* Raw data:
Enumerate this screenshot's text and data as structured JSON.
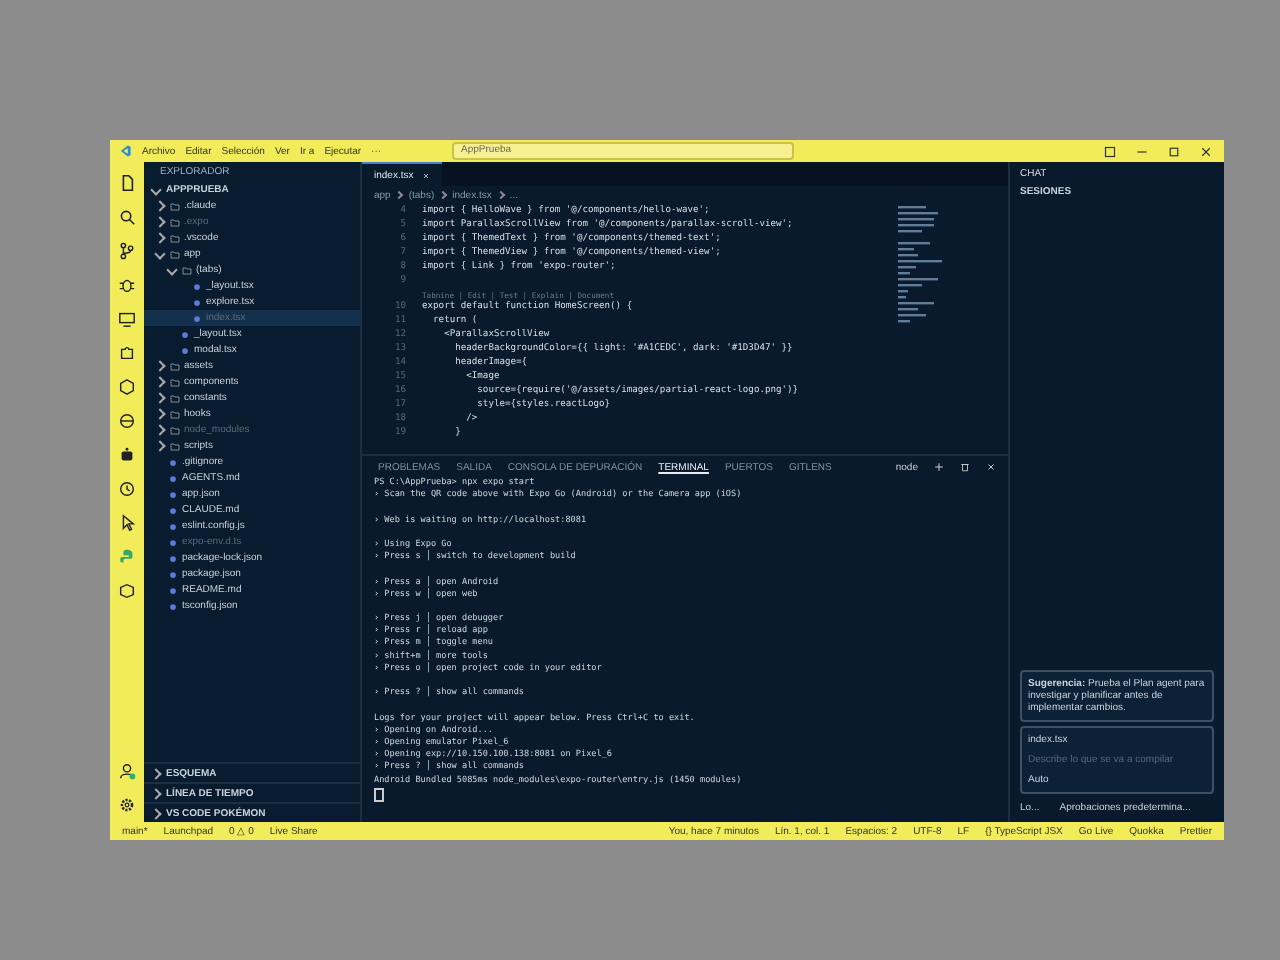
{
  "menu": [
    "Archivo",
    "Editar",
    "Selección",
    "Ver",
    "Ir a",
    "Ejecutar",
    "···"
  ],
  "command_center": {
    "value": "AppPrueba"
  },
  "explorer": {
    "title": "EXPLORADOR",
    "root": "APPPRUEBA",
    "items": [
      {
        "name": ".claude",
        "kind": "folder",
        "expanded": false,
        "dimmed": false
      },
      {
        "name": ".expo",
        "kind": "folder",
        "expanded": false,
        "dimmed": true
      },
      {
        "name": ".vscode",
        "kind": "folder",
        "expanded": false,
        "dimmed": false
      },
      {
        "name": "app",
        "kind": "folder",
        "expanded": true,
        "dimmed": false,
        "children": [
          {
            "name": "(tabs)",
            "kind": "folder",
            "expanded": true,
            "dimmed": false,
            "children": [
              {
                "name": "_layout.tsx",
                "kind": "file",
                "dimmed": false,
                "selected": false
              },
              {
                "name": "explore.tsx",
                "kind": "file",
                "dimmed": false,
                "selected": false
              },
              {
                "name": "index.tsx",
                "kind": "file",
                "dimmed": true,
                "selected": true
              }
            ]
          },
          {
            "name": "_layout.tsx",
            "kind": "file",
            "dimmed": false,
            "selected": false
          },
          {
            "name": "modal.tsx",
            "kind": "file",
            "dimmed": false,
            "selected": false
          }
        ]
      },
      {
        "name": "assets",
        "kind": "folder",
        "expanded": false,
        "dimmed": false
      },
      {
        "name": "components",
        "kind": "folder",
        "expanded": false,
        "dimmed": false
      },
      {
        "name": "constants",
        "kind": "folder",
        "expanded": false,
        "dimmed": false
      },
      {
        "name": "hooks",
        "kind": "folder",
        "expanded": false,
        "dimmed": false
      },
      {
        "name": "node_modules",
        "kind": "folder",
        "expanded": false,
        "dimmed": true
      },
      {
        "name": "scripts",
        "kind": "folder",
        "expanded": false,
        "dimmed": false
      },
      {
        "name": ".gitignore",
        "kind": "file",
        "dimmed": false,
        "selected": false
      },
      {
        "name": "AGENTS.md",
        "kind": "file",
        "dimmed": false,
        "selected": false
      },
      {
        "name": "app.json",
        "kind": "file",
        "dimmed": false,
        "selected": false
      },
      {
        "name": "CLAUDE.md",
        "kind": "file",
        "dimmed": false,
        "selected": false
      },
      {
        "name": "eslint.config.js",
        "kind": "file",
        "dimmed": false,
        "selected": false
      },
      {
        "name": "expo-env.d.ts",
        "kind": "file",
        "dimmed": true,
        "selected": false
      },
      {
        "name": "package-lock.json",
        "kind": "file",
        "dimmed": false,
        "selected": false
      },
      {
        "name": "package.json",
        "kind": "file",
        "dimmed": false,
        "selected": false
      },
      {
        "name": "README.md",
        "kind": "file",
        "dimmed": false,
        "selected": false
      },
      {
        "name": "tsconfig.json",
        "kind": "file",
        "dimmed": false,
        "selected": false
      }
    ],
    "sections": [
      "ESQUEMA",
      "LÍNEA DE TIEMPO",
      "VS CODE POKÉMON"
    ]
  },
  "editor": {
    "tabs": [
      {
        "label": "index.tsx",
        "selected": true
      }
    ],
    "breadcrumb": [
      "app",
      "(tabs)",
      "index.tsx",
      "..."
    ],
    "codelens": "Tabnine | Edit | Test | Explain | Document",
    "lines": [
      {
        "number": "4",
        "text": "import { HelloWave } from '@/components/hello-wave';"
      },
      {
        "number": "5",
        "text": "import ParallaxScrollView from '@/components/parallax-scroll-view';"
      },
      {
        "number": "6",
        "text": "import { ThemedText } from '@/components/themed-text';"
      },
      {
        "number": "7",
        "text": "import { ThemedView } from '@/components/themed-view';"
      },
      {
        "number": "8",
        "text": "import { Link } from 'expo-router';"
      },
      {
        "number": "9"
      },
      {
        "number": "10",
        "text": "export default function HomeScreen() {"
      },
      {
        "number": "11",
        "text": "  return ("
      },
      {
        "number": "12",
        "text": "    <ParallaxScrollView"
      },
      {
        "number": "13",
        "text": "      headerBackgroundColor={{ light: '#A1CEDC', dark: '#1D3D47' }}"
      },
      {
        "number": "14",
        "text": "      headerImage={"
      },
      {
        "number": "15",
        "text": "        <Image"
      },
      {
        "number": "16",
        "text": "          source={require('@/assets/images/partial-react-logo.png')}"
      },
      {
        "number": "17",
        "text": "          style={styles.reactLogo}"
      },
      {
        "number": "18",
        "text": "        />"
      },
      {
        "number": "19",
        "text": "      }"
      }
    ]
  },
  "panel": {
    "tabs": [
      {
        "label": "PROBLEMAS",
        "selected": false
      },
      {
        "label": "SALIDA",
        "selected": false
      },
      {
        "label": "CONSOLA DE DEPURACIÓN",
        "selected": false
      },
      {
        "label": "TERMINAL",
        "selected": true
      },
      {
        "label": "PUERTOS",
        "selected": false
      },
      {
        "label": "GITLENS",
        "selected": false
      }
    ],
    "terminal_name": "node",
    "blocks": [
      [
        "PS C:\\AppPrueba> npx expo start",
        "› Scan the QR code above with Expo Go (Android) or the Camera app (iOS)"
      ],
      [
        "› Web is waiting on http://localhost:8081"
      ],
      [
        "› Using Expo Go",
        "› Press s │ switch to development build"
      ],
      [
        "› Press a │ open Android",
        "› Press w │ open web"
      ],
      [
        "› Press j │ open debugger",
        "› Press r │ reload app",
        "› Press m │ toggle menu",
        "› shift+m │ more tools",
        "› Press o │ open project code in your editor"
      ],
      [
        "› Press ? │ show all commands"
      ],
      [
        "Logs for your project will appear below. Press Ctrl+C to exit.",
        "› Opening on Android...",
        "› Opening emulator Pixel_6",
        "› Opening exp://10.150.100.138:8081 on Pixel_6",
        "› Press ? │ show all commands",
        "Android Bundled 5085ms node_modules\\expo-router\\entry.js (1450 modules)"
      ]
    ]
  },
  "chat": {
    "title": "CHAT",
    "sessions": "SESIONES",
    "suggestion": "**Sugerencia:** Prueba el Plan agent para investigar y planificar antes de implementar cambios.",
    "context": "index.tsx",
    "placeholder": "Describe lo que se va a compilar",
    "mode": "Auto",
    "footer": [
      "Lo...",
      "Aprobaciones predetermina..."
    ]
  },
  "status_bar": {
    "left": [
      "main*",
      "Launchpad",
      "0 △ 0",
      "Live Share"
    ],
    "right": [
      "You, hace 7 minutos",
      "Lín. 1, col. 1",
      "Espacios: 2",
      "UTF-8",
      "LF",
      "{} TypeScript JSX",
      "Go Live",
      "Quokka",
      "Prettier"
    ]
  }
}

* Task instructions: How many lines in the listing above contain "show"? Answer with the number alone.

* Result: 2